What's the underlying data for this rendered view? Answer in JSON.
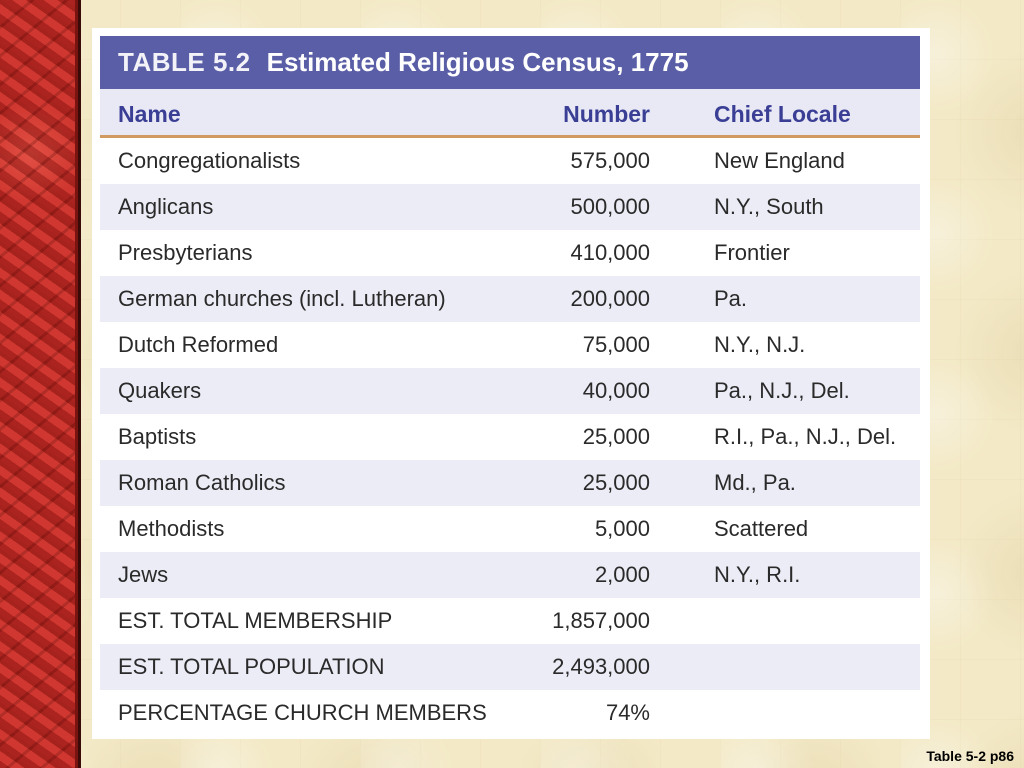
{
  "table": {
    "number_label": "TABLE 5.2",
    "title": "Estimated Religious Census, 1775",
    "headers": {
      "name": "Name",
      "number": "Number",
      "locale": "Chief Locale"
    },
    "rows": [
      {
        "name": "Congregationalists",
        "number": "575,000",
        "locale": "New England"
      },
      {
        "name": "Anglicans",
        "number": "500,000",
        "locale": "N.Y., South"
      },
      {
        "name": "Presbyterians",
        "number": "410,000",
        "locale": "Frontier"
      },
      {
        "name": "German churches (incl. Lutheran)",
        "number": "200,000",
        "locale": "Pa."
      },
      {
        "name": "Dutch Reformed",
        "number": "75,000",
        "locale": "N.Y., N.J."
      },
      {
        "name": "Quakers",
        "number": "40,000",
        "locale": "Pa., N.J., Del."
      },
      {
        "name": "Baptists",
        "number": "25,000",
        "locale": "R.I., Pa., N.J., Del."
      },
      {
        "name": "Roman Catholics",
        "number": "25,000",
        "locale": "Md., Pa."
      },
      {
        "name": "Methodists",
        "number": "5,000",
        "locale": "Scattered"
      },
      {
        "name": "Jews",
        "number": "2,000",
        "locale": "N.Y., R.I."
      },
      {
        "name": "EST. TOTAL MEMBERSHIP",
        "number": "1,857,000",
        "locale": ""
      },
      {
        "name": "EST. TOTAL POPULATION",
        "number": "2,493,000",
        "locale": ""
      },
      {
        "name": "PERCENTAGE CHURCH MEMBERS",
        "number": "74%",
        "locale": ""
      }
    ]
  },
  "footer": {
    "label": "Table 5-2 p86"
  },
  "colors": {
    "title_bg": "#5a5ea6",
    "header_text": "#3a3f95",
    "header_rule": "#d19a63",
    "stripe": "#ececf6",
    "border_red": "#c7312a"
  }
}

+===+

» **THE PROBLEM**
Print out the lines exactly, skipping any picture.

» **EXPECTED OUTPUT**
What's the underlying data for this rendered view? Answer in JSON.
{
  "table": {
    "number_label": "TABLE 5.2",
    "title": "Estimated Religious Census, 1775",
    "headers": {
      "name": "Name",
      "number": "Number",
      "locale": "Chief Locale"
    },
    "rows": [
      {
        "name": "Congregationalists",
        "number": "575,000",
        "locale": "New England"
      },
      {
        "name": "Anglicans",
        "number": "500,000",
        "locale": "N.Y., South"
      },
      {
        "name": "Presbyterians",
        "number": "410,000",
        "locale": "Frontier"
      },
      {
        "name": "German churches (incl. Lutheran)",
        "number": "200,000",
        "locale": "Pa."
      },
      {
        "name": "Dutch Reformed",
        "number": "75,000",
        "locale": "N.Y., N.J."
      },
      {
        "name": "Quakers",
        "number": "40,000",
        "locale": "Pa., N.J., Del."
      },
      {
        "name": "Baptists",
        "number": "25,000",
        "locale": "R.I., Pa., N.J., Del."
      },
      {
        "name": "Roman Catholics",
        "number": "25,000",
        "locale": "Md., Pa."
      },
      {
        "name": "Methodists",
        "number": "5,000",
        "locale": "Scattered"
      },
      {
        "name": "Jews",
        "number": "2,000",
        "locale": "N.Y., R.I."
      },
      {
        "name": "EST. TOTAL MEMBERSHIP",
        "number": "1,857,000",
        "locale": ""
      },
      {
        "name": "EST. TOTAL POPULATION",
        "number": "2,493,000",
        "locale": ""
      },
      {
        "name": "PERCENTAGE CHURCH MEMBERS",
        "number": "74%",
        "locale": ""
      }
    ]
  },
  "footer": {
    "label": "Table 5-2 p86"
  },
  "colors": {
    "title_bg": "#5a5ea6",
    "header_text": "#3a3f95",
    "header_rule": "#d19a63",
    "stripe": "#ececf6",
    "border_red": "#c7312a"
  }
}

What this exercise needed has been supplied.